■ Exercise ■
Pick out every line in the data below that holds "connected".

[Data entries]
BEGIN

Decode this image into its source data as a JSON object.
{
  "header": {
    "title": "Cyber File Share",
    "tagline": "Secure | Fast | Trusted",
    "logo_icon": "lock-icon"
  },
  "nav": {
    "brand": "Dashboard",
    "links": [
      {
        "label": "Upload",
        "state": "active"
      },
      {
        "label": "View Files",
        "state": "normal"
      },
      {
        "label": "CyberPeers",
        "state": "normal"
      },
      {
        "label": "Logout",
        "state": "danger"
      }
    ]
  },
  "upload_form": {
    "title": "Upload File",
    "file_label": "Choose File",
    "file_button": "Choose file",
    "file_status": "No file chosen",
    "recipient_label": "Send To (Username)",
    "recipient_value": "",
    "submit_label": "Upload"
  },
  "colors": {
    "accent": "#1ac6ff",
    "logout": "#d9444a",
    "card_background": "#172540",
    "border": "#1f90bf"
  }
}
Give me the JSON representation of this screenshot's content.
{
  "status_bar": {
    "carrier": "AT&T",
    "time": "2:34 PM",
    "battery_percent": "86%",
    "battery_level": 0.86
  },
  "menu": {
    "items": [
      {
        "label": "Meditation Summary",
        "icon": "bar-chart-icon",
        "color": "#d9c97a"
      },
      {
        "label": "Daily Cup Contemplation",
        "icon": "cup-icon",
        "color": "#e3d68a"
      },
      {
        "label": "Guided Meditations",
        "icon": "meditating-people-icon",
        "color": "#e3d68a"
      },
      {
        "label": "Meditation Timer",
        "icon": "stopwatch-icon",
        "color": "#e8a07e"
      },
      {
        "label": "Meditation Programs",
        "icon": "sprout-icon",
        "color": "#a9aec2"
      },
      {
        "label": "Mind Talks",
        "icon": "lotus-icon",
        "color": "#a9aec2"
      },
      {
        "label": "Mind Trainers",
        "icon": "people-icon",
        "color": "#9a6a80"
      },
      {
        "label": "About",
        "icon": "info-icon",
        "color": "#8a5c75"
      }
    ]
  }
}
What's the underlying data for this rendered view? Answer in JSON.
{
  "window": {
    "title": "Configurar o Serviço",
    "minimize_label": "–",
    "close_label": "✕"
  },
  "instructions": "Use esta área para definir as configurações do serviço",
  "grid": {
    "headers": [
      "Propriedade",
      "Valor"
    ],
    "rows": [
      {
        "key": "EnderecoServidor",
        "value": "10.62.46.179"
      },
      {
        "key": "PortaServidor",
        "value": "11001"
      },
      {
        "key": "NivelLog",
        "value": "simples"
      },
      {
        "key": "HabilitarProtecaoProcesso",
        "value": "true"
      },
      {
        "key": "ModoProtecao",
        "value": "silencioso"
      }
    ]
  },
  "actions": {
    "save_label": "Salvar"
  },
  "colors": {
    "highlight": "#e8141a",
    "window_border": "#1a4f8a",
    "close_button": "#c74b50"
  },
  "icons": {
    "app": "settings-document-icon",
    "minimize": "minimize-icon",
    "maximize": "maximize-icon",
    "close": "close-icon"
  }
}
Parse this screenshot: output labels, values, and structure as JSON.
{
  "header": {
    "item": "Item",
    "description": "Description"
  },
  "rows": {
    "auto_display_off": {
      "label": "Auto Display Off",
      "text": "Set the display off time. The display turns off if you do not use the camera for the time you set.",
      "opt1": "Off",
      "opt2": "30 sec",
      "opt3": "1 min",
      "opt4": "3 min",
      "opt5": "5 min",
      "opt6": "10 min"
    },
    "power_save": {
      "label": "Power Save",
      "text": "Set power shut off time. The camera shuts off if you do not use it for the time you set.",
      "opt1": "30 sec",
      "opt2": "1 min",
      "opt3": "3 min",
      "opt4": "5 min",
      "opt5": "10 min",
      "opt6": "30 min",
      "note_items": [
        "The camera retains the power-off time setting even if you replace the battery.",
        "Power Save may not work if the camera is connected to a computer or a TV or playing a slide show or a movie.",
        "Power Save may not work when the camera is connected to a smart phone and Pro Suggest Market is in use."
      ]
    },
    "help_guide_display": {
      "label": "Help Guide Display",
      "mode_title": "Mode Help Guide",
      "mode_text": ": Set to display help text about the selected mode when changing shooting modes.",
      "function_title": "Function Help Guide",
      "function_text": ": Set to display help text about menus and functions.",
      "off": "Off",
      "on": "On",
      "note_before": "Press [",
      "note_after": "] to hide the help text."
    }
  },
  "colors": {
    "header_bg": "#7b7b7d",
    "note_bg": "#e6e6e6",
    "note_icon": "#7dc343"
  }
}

END

■ Full answer ■
        "Power Save may not work if the camera is connected to a computer or a TV or playing a slide show or a movie.",
        "Power Save may not work when the camera is connected to a smart phone and Pro Suggest Market is in use."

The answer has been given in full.